Exercise details: Below is a listing to transcribe in full and exactly; keep the pictures out.
### Records for this exercise ###
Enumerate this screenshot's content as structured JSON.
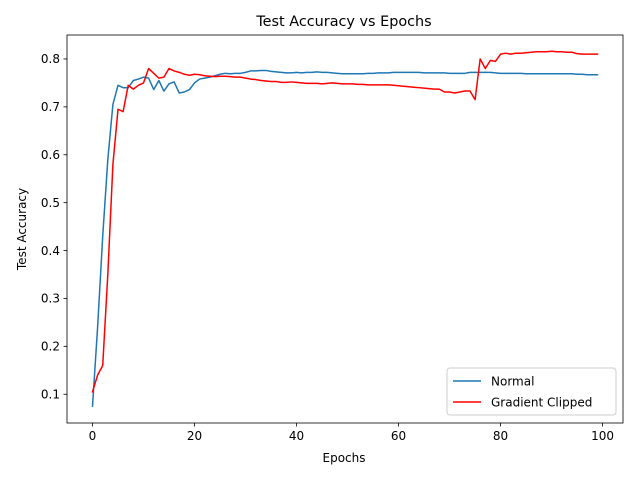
{
  "chart_data": {
    "type": "line",
    "title": "Test Accuracy vs Epochs",
    "xlabel": "Epochs",
    "ylabel": "Test Accuracy",
    "xlim": [
      -5,
      104
    ],
    "ylim": [
      0.04,
      0.85
    ],
    "xticks": [
      0,
      20,
      40,
      60,
      80,
      100
    ],
    "yticks": [
      0.1,
      0.2,
      0.3,
      0.4,
      0.5,
      0.6,
      0.7,
      0.8
    ],
    "grid": false,
    "legend": "bottom-right",
    "series": [
      {
        "name": "Normal",
        "color": "#1f77b4",
        "x": [
          0,
          1,
          2,
          3,
          4,
          5,
          6,
          7,
          8,
          9,
          10,
          11,
          12,
          13,
          14,
          15,
          16,
          17,
          18,
          19,
          20,
          21,
          22,
          23,
          24,
          25,
          26,
          27,
          28,
          29,
          30,
          31,
          32,
          33,
          34,
          35,
          36,
          37,
          38,
          39,
          40,
          41,
          42,
          43,
          44,
          45,
          46,
          47,
          48,
          49,
          50,
          51,
          52,
          53,
          54,
          55,
          56,
          57,
          58,
          59,
          60,
          61,
          62,
          63,
          64,
          65,
          66,
          67,
          68,
          69,
          70,
          71,
          72,
          73,
          74,
          75,
          76,
          77,
          78,
          79,
          80,
          81,
          82,
          83,
          84,
          85,
          86,
          87,
          88,
          89,
          90,
          91,
          92,
          93,
          94,
          95,
          96,
          97,
          98,
          99
        ],
        "values": [
          0.075,
          0.24,
          0.43,
          0.59,
          0.705,
          0.745,
          0.74,
          0.74,
          0.755,
          0.758,
          0.762,
          0.76,
          0.736,
          0.755,
          0.733,
          0.748,
          0.752,
          0.729,
          0.731,
          0.736,
          0.75,
          0.758,
          0.76,
          0.762,
          0.765,
          0.768,
          0.77,
          0.769,
          0.77,
          0.77,
          0.772,
          0.775,
          0.775,
          0.776,
          0.776,
          0.774,
          0.773,
          0.772,
          0.771,
          0.771,
          0.772,
          0.771,
          0.772,
          0.772,
          0.773,
          0.772,
          0.772,
          0.771,
          0.77,
          0.769,
          0.769,
          0.769,
          0.769,
          0.769,
          0.77,
          0.77,
          0.771,
          0.771,
          0.771,
          0.772,
          0.772,
          0.772,
          0.772,
          0.772,
          0.772,
          0.771,
          0.771,
          0.771,
          0.771,
          0.771,
          0.77,
          0.77,
          0.77,
          0.77,
          0.772,
          0.772,
          0.772,
          0.772,
          0.772,
          0.771,
          0.77,
          0.77,
          0.77,
          0.77,
          0.77,
          0.769,
          0.769,
          0.769,
          0.769,
          0.769,
          0.769,
          0.769,
          0.769,
          0.769,
          0.769,
          0.768,
          0.768,
          0.767,
          0.767,
          0.767
        ]
      },
      {
        "name": "Gradient Clipped",
        "color": "#ff0000",
        "x": [
          0,
          1,
          2,
          3,
          4,
          5,
          6,
          7,
          8,
          9,
          10,
          11,
          12,
          13,
          14,
          15,
          16,
          17,
          18,
          19,
          20,
          21,
          22,
          23,
          24,
          25,
          26,
          27,
          28,
          29,
          30,
          31,
          32,
          33,
          34,
          35,
          36,
          37,
          38,
          39,
          40,
          41,
          42,
          43,
          44,
          45,
          46,
          47,
          48,
          49,
          50,
          51,
          52,
          53,
          54,
          55,
          56,
          57,
          58,
          59,
          60,
          61,
          62,
          63,
          64,
          65,
          66,
          67,
          68,
          69,
          70,
          71,
          72,
          73,
          74,
          75,
          76,
          77,
          78,
          79,
          80,
          81,
          82,
          83,
          84,
          85,
          86,
          87,
          88,
          89,
          90,
          91,
          92,
          93,
          94,
          95,
          96,
          97,
          98,
          99
        ],
        "values": [
          0.105,
          0.14,
          0.16,
          0.35,
          0.58,
          0.695,
          0.69,
          0.745,
          0.737,
          0.745,
          0.75,
          0.78,
          0.77,
          0.76,
          0.762,
          0.78,
          0.775,
          0.772,
          0.768,
          0.766,
          0.768,
          0.767,
          0.765,
          0.764,
          0.763,
          0.764,
          0.764,
          0.763,
          0.762,
          0.762,
          0.76,
          0.758,
          0.757,
          0.755,
          0.754,
          0.753,
          0.753,
          0.751,
          0.751,
          0.752,
          0.751,
          0.75,
          0.749,
          0.749,
          0.749,
          0.748,
          0.749,
          0.75,
          0.749,
          0.748,
          0.748,
          0.748,
          0.747,
          0.747,
          0.746,
          0.746,
          0.746,
          0.746,
          0.746,
          0.745,
          0.744,
          0.743,
          0.742,
          0.741,
          0.74,
          0.739,
          0.738,
          0.737,
          0.737,
          0.731,
          0.731,
          0.729,
          0.731,
          0.733,
          0.733,
          0.715,
          0.8,
          0.78,
          0.797,
          0.795,
          0.81,
          0.812,
          0.81,
          0.812,
          0.812,
          0.813,
          0.814,
          0.815,
          0.815,
          0.815,
          0.816,
          0.815,
          0.815,
          0.814,
          0.814,
          0.811,
          0.81,
          0.81,
          0.81,
          0.81
        ]
      }
    ]
  }
}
###
Problem solution:
Enumerate this screenshot's content as structured JSON.
{
  "chart_data": {
    "type": "line",
    "title": "Test Accuracy vs Epochs",
    "xlabel": "Epochs",
    "ylabel": "Test Accuracy",
    "xlim": [
      -5,
      104
    ],
    "ylim": [
      0.04,
      0.85
    ],
    "xticks": [
      0,
      20,
      40,
      60,
      80,
      100
    ],
    "yticks": [
      0.1,
      0.2,
      0.3,
      0.4,
      0.5,
      0.6,
      0.7,
      0.8
    ],
    "grid": false,
    "legend": "bottom-right",
    "series": [
      {
        "name": "Normal",
        "color": "#1f77b4",
        "x": [
          0,
          1,
          2,
          3,
          4,
          5,
          6,
          7,
          8,
          9,
          10,
          11,
          12,
          13,
          14,
          15,
          16,
          17,
          18,
          19,
          20,
          21,
          22,
          23,
          24,
          25,
          26,
          27,
          28,
          29,
          30,
          31,
          32,
          33,
          34,
          35,
          36,
          37,
          38,
          39,
          40,
          41,
          42,
          43,
          44,
          45,
          46,
          47,
          48,
          49,
          50,
          51,
          52,
          53,
          54,
          55,
          56,
          57,
          58,
          59,
          60,
          61,
          62,
          63,
          64,
          65,
          66,
          67,
          68,
          69,
          70,
          71,
          72,
          73,
          74,
          75,
          76,
          77,
          78,
          79,
          80,
          81,
          82,
          83,
          84,
          85,
          86,
          87,
          88,
          89,
          90,
          91,
          92,
          93,
          94,
          95,
          96,
          97,
          98,
          99
        ],
        "values": [
          0.075,
          0.24,
          0.43,
          0.59,
          0.705,
          0.745,
          0.74,
          0.74,
          0.755,
          0.758,
          0.762,
          0.76,
          0.736,
          0.755,
          0.733,
          0.748,
          0.752,
          0.729,
          0.731,
          0.736,
          0.75,
          0.758,
          0.76,
          0.762,
          0.765,
          0.768,
          0.77,
          0.769,
          0.77,
          0.77,
          0.772,
          0.775,
          0.775,
          0.776,
          0.776,
          0.774,
          0.773,
          0.772,
          0.771,
          0.771,
          0.772,
          0.771,
          0.772,
          0.772,
          0.773,
          0.772,
          0.772,
          0.771,
          0.77,
          0.769,
          0.769,
          0.769,
          0.769,
          0.769,
          0.77,
          0.77,
          0.771,
          0.771,
          0.771,
          0.772,
          0.772,
          0.772,
          0.772,
          0.772,
          0.772,
          0.771,
          0.771,
          0.771,
          0.771,
          0.771,
          0.77,
          0.77,
          0.77,
          0.77,
          0.772,
          0.772,
          0.772,
          0.772,
          0.772,
          0.771,
          0.77,
          0.77,
          0.77,
          0.77,
          0.77,
          0.769,
          0.769,
          0.769,
          0.769,
          0.769,
          0.769,
          0.769,
          0.769,
          0.769,
          0.769,
          0.768,
          0.768,
          0.767,
          0.767,
          0.767
        ]
      },
      {
        "name": "Gradient Clipped",
        "color": "#ff0000",
        "x": [
          0,
          1,
          2,
          3,
          4,
          5,
          6,
          7,
          8,
          9,
          10,
          11,
          12,
          13,
          14,
          15,
          16,
          17,
          18,
          19,
          20,
          21,
          22,
          23,
          24,
          25,
          26,
          27,
          28,
          29,
          30,
          31,
          32,
          33,
          34,
          35,
          36,
          37,
          38,
          39,
          40,
          41,
          42,
          43,
          44,
          45,
          46,
          47,
          48,
          49,
          50,
          51,
          52,
          53,
          54,
          55,
          56,
          57,
          58,
          59,
          60,
          61,
          62,
          63,
          64,
          65,
          66,
          67,
          68,
          69,
          70,
          71,
          72,
          73,
          74,
          75,
          76,
          77,
          78,
          79,
          80,
          81,
          82,
          83,
          84,
          85,
          86,
          87,
          88,
          89,
          90,
          91,
          92,
          93,
          94,
          95,
          96,
          97,
          98,
          99
        ],
        "values": [
          0.105,
          0.14,
          0.16,
          0.35,
          0.58,
          0.695,
          0.69,
          0.745,
          0.737,
          0.745,
          0.75,
          0.78,
          0.77,
          0.76,
          0.762,
          0.78,
          0.775,
          0.772,
          0.768,
          0.766,
          0.768,
          0.767,
          0.765,
          0.764,
          0.763,
          0.764,
          0.764,
          0.763,
          0.762,
          0.762,
          0.76,
          0.758,
          0.757,
          0.755,
          0.754,
          0.753,
          0.753,
          0.751,
          0.751,
          0.752,
          0.751,
          0.75,
          0.749,
          0.749,
          0.749,
          0.748,
          0.749,
          0.75,
          0.749,
          0.748,
          0.748,
          0.748,
          0.747,
          0.747,
          0.746,
          0.746,
          0.746,
          0.746,
          0.746,
          0.745,
          0.744,
          0.743,
          0.742,
          0.741,
          0.74,
          0.739,
          0.738,
          0.737,
          0.737,
          0.731,
          0.731,
          0.729,
          0.731,
          0.733,
          0.733,
          0.715,
          0.8,
          0.78,
          0.797,
          0.795,
          0.81,
          0.812,
          0.81,
          0.812,
          0.812,
          0.813,
          0.814,
          0.815,
          0.815,
          0.815,
          0.816,
          0.815,
          0.815,
          0.814,
          0.814,
          0.811,
          0.81,
          0.81,
          0.81,
          0.81
        ]
      }
    ]
  }
}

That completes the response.